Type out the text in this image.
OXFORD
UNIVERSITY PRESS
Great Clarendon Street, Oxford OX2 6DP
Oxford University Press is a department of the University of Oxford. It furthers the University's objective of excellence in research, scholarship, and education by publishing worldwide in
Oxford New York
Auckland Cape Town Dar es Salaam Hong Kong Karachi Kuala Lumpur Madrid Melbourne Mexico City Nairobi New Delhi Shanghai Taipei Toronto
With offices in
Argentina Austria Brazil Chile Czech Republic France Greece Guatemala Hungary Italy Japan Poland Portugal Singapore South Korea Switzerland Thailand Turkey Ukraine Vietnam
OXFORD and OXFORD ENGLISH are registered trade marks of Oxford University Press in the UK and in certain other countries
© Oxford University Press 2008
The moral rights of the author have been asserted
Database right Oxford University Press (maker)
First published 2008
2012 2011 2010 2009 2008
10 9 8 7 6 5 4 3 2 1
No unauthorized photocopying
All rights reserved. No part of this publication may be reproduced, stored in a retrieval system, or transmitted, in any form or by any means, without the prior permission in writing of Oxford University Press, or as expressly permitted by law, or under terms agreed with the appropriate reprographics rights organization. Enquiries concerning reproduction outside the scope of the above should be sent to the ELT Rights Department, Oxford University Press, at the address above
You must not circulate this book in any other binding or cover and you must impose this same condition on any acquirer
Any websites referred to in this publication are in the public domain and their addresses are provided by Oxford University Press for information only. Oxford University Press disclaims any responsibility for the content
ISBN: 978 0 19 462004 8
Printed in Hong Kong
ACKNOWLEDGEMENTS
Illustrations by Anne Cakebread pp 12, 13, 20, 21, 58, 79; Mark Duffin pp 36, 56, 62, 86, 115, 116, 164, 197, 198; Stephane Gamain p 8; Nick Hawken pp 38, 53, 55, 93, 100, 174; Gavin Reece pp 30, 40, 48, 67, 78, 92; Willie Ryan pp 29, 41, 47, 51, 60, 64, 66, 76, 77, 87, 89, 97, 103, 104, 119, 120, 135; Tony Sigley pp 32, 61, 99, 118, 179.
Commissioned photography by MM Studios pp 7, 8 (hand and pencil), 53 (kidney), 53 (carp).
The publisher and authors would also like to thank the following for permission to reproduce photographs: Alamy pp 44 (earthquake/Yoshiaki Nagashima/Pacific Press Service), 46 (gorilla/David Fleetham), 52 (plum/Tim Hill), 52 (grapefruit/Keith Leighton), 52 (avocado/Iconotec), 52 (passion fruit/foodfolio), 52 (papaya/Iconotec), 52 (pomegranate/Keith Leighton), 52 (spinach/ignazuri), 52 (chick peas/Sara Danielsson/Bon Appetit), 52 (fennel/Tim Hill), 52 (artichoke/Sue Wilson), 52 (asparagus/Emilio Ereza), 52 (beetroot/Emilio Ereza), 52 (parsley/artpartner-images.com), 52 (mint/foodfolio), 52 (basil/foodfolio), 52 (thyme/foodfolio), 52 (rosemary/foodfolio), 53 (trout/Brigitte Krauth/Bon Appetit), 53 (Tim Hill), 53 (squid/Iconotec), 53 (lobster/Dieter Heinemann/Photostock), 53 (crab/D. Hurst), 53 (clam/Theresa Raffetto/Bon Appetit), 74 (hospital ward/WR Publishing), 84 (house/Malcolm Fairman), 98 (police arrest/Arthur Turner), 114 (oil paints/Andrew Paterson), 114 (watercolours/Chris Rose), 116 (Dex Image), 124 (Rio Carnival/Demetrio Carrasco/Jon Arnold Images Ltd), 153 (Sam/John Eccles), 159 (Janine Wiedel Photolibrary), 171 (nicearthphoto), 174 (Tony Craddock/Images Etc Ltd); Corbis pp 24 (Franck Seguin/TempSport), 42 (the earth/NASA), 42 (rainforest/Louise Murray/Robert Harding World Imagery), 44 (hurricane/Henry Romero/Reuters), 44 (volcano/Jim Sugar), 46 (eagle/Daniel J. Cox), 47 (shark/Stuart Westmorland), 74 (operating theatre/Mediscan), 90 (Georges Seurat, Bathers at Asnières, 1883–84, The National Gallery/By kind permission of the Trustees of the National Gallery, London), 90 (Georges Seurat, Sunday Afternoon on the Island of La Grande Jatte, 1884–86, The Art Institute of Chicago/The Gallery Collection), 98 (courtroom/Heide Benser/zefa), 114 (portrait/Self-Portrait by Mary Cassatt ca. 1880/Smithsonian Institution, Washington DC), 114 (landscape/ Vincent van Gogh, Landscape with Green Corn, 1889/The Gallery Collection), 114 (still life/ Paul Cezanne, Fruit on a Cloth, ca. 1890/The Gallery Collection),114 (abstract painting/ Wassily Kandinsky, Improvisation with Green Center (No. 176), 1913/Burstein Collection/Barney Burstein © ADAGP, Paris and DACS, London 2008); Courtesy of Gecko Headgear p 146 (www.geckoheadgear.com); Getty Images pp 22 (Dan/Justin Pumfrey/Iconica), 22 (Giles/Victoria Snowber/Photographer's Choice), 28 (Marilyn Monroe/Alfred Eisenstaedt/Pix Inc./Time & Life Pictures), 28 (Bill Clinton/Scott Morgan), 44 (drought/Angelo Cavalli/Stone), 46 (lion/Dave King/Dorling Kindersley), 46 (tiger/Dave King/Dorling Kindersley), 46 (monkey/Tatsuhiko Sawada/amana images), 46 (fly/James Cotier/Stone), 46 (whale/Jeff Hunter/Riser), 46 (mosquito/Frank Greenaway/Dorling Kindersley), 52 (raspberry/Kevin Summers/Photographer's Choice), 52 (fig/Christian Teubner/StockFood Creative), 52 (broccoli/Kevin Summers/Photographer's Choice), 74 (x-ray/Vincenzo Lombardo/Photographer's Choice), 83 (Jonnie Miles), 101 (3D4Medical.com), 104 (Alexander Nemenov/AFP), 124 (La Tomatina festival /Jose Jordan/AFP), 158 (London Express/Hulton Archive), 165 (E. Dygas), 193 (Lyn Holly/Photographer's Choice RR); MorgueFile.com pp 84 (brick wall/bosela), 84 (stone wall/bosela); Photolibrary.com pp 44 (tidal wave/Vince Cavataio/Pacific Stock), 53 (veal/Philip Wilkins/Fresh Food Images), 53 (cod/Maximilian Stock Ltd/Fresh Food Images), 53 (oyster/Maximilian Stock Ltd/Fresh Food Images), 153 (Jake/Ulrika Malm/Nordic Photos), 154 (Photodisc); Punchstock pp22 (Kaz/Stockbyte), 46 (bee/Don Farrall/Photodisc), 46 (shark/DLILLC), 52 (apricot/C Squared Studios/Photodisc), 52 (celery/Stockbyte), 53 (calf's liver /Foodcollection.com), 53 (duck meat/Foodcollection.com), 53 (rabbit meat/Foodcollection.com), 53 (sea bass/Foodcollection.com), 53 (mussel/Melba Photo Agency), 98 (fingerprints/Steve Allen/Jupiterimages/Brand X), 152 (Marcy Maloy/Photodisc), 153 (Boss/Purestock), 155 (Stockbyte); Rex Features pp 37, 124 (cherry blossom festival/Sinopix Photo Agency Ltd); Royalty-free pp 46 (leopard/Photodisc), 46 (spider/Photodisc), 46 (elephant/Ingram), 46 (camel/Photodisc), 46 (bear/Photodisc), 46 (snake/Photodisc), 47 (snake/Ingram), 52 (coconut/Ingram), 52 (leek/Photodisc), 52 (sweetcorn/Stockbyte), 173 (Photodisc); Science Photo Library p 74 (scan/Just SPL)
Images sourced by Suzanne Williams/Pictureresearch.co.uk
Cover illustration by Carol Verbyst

========

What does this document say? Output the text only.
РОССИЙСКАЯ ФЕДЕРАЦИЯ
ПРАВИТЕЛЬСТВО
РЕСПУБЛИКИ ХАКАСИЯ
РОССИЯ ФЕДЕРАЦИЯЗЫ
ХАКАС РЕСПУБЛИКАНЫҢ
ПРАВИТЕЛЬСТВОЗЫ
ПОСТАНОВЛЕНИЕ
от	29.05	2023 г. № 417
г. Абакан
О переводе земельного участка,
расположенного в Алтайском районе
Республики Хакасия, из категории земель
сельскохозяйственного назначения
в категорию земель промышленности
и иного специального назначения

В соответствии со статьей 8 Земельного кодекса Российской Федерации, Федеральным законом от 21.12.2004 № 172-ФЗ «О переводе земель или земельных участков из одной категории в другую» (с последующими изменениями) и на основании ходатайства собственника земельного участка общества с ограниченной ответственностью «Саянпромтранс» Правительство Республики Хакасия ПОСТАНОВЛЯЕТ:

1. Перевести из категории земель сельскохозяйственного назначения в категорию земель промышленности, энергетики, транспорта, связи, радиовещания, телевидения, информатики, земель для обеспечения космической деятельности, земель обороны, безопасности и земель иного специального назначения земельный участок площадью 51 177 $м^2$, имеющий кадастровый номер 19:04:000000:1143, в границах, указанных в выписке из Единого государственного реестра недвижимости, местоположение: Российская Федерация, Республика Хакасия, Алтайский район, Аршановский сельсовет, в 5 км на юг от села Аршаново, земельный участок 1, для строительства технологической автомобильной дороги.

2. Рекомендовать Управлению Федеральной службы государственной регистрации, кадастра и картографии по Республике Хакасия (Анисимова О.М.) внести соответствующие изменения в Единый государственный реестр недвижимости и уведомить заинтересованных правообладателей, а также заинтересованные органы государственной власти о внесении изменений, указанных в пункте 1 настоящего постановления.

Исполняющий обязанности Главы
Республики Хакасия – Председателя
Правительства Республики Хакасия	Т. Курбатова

========

[GOAL]
Scan the records above for the string "земельного", then report every line that contains it.

[REPLY]
О переводе земельного участка,
В соответствии со статьей 8 Земельного кодекса Российской Федерации, Федеральным законом от 21.12.2004 № 172-ФЗ «О переводе земель или земельных участков из одной категории в другую» (с последующими изменениями) и на основании ходатайства собственника земельного участка общества с ограниченной ответственностью «Саянпромтранс» Правительство Республики Хакасия ПОСТАНОВЛЯЕТ:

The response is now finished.